* _READING TEXT_:
((
It’s well documented the national average Charge to Cost ratio for hospitals is well over 300%. In the most recent annual report from National Nurses United (National Nurses United / IHSP Press Release, 01/06/2014), the following key findings were observed:

  • 14 U.S. hospitals charge more than $1,000 for every $100 of their total costs (a charge to cost ratio of 1,000 percent) topped by Meadowlands Hospital Medical Center in Secaucus, NJ which has a charge to cost ratio of 1,192 percent.
  • The 100 most expensive U.S. hospitals have a charge to cost ratio of 765 percent and higher – more than double the national average of 331 percent.
  • Despite enactment of the Affordable Care Act, hospital charges recorded their single biggest jump, a 22 percentile point increase from fiscal year 2010-2011 to fiscal year 2011-2012 in the past 16 years for which the IHSP has analyzed the data.
  • For-profit hospitals continue to dominate the list of those with the highest charges. For-profit corporations average charges of 503 percent of their costs, or $503 for every $100 of total costs. The current PPO model is broken and it’s time for a different approach.
))
* _EXERCISES TO COMPLETE_:
a: In the hospital charges text, what is the national average charge to cost ratio?
b: Return the part of the hospital charges text between "It’s well documented" and "of 331 percent.", inclusive, copied word for word.

* _SUPPLIED RECORDS_:
((
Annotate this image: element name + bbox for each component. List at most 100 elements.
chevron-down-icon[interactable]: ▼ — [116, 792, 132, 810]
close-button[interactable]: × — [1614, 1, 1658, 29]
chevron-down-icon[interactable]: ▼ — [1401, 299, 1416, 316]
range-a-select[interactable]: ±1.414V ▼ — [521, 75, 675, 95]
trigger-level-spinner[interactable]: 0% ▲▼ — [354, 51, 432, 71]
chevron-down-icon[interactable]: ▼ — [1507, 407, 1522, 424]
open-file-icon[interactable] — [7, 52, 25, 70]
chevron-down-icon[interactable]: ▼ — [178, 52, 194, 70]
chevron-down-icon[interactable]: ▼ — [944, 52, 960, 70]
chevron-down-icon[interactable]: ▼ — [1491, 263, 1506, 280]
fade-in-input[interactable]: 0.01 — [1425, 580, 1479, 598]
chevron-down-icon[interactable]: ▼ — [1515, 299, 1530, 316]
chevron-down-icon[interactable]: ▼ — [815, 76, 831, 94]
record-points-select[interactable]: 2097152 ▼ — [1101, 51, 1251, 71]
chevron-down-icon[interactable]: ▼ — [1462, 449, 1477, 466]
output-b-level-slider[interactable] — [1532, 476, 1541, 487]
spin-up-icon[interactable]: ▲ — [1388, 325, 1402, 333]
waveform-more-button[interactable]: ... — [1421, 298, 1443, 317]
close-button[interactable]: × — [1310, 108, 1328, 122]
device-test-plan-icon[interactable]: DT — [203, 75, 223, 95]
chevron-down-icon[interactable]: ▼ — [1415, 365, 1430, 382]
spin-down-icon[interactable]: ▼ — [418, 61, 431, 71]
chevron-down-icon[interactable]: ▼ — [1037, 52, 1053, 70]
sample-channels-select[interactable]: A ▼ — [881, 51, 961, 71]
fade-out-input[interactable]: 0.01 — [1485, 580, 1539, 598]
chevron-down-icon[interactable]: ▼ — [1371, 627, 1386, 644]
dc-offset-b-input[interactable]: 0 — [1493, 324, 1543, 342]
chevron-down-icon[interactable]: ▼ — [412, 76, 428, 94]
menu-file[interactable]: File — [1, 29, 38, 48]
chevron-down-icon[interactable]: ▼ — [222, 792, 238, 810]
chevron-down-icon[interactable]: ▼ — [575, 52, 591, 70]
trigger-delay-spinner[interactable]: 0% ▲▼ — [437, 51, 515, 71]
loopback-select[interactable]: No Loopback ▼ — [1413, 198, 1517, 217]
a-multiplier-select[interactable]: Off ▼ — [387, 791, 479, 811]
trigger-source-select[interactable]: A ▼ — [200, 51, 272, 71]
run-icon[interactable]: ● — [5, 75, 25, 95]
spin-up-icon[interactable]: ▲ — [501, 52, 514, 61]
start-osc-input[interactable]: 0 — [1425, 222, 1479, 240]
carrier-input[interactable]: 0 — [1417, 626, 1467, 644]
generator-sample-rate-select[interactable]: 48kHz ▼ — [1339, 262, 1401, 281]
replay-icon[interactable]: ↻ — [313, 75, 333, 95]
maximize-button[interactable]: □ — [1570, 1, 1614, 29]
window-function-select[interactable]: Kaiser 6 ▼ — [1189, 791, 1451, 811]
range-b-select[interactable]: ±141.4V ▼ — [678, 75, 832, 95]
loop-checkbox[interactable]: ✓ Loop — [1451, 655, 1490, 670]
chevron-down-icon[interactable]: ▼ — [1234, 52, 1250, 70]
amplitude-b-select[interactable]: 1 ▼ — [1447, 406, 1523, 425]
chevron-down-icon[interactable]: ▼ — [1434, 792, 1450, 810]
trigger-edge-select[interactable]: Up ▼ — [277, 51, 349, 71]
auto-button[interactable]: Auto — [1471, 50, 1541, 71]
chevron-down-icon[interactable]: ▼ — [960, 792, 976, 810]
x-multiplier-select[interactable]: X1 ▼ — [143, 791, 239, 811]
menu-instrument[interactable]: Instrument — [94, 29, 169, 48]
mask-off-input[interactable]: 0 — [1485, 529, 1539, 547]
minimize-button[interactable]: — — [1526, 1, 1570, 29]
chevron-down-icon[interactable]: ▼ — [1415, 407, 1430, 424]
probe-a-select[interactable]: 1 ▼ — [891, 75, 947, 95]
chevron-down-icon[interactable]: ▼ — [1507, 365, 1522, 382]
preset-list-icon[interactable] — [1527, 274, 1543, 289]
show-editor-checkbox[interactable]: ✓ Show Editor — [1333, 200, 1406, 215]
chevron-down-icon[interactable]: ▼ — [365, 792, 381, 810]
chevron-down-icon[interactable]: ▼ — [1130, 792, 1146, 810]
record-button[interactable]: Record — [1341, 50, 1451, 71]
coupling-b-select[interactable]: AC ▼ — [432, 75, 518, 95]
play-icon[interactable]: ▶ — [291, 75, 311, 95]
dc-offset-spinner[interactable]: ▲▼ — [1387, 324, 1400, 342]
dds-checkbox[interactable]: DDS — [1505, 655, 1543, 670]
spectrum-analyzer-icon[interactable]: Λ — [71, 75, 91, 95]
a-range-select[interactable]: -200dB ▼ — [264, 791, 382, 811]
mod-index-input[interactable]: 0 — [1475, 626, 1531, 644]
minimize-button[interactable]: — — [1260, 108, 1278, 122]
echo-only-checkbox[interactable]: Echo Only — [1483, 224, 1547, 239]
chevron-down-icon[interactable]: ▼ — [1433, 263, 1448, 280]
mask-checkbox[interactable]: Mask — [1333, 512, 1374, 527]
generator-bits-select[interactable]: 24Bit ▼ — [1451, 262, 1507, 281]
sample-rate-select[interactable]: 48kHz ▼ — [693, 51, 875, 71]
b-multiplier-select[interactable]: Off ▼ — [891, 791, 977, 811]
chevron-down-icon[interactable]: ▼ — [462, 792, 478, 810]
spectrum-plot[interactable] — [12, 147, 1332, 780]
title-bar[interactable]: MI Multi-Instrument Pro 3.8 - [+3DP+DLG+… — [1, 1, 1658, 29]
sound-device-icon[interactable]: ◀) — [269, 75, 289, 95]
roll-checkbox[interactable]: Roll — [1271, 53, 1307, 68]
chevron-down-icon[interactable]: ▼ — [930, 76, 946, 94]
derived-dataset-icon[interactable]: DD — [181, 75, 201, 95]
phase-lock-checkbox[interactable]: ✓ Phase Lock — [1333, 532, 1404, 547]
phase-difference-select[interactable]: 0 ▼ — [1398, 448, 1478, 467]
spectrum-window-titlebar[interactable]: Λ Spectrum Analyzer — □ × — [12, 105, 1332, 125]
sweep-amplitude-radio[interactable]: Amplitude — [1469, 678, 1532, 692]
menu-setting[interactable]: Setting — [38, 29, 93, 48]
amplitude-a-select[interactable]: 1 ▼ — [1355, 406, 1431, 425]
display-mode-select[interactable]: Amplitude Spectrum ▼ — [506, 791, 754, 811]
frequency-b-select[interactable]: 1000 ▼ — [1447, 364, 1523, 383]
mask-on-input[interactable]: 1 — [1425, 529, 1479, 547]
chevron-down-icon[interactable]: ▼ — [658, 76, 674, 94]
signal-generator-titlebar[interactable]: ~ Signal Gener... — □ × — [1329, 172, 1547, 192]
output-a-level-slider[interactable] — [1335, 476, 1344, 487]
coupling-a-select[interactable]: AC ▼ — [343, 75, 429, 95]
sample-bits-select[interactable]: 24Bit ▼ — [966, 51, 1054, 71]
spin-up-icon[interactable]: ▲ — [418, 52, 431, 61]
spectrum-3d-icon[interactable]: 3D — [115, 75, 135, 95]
))
* _ANSWERS FOR EACH ITEM_:
a: 331 percent.

b:
It’s well documented the national average Charge to Cost ratio for hospitals is well over 300%. In the most recent annual report from National Nurses United (National Nurses United / IHSP Press Release, 01/06/2014), the following key findings were observed:

  • 14 U.S. hospitals charge more than $1,000 for every $100 of their total costs (a charge to cost ratio of 1,000 percent) topped by Meadowlands Hospital Medical Center in Secaucus, NJ which has a charge to cost ratio of 1,192 percent.
  • The 100 most expensive U.S. hospitals have a charge to cost ratio of 765 percent and higher – more than double the national average of 331 percent.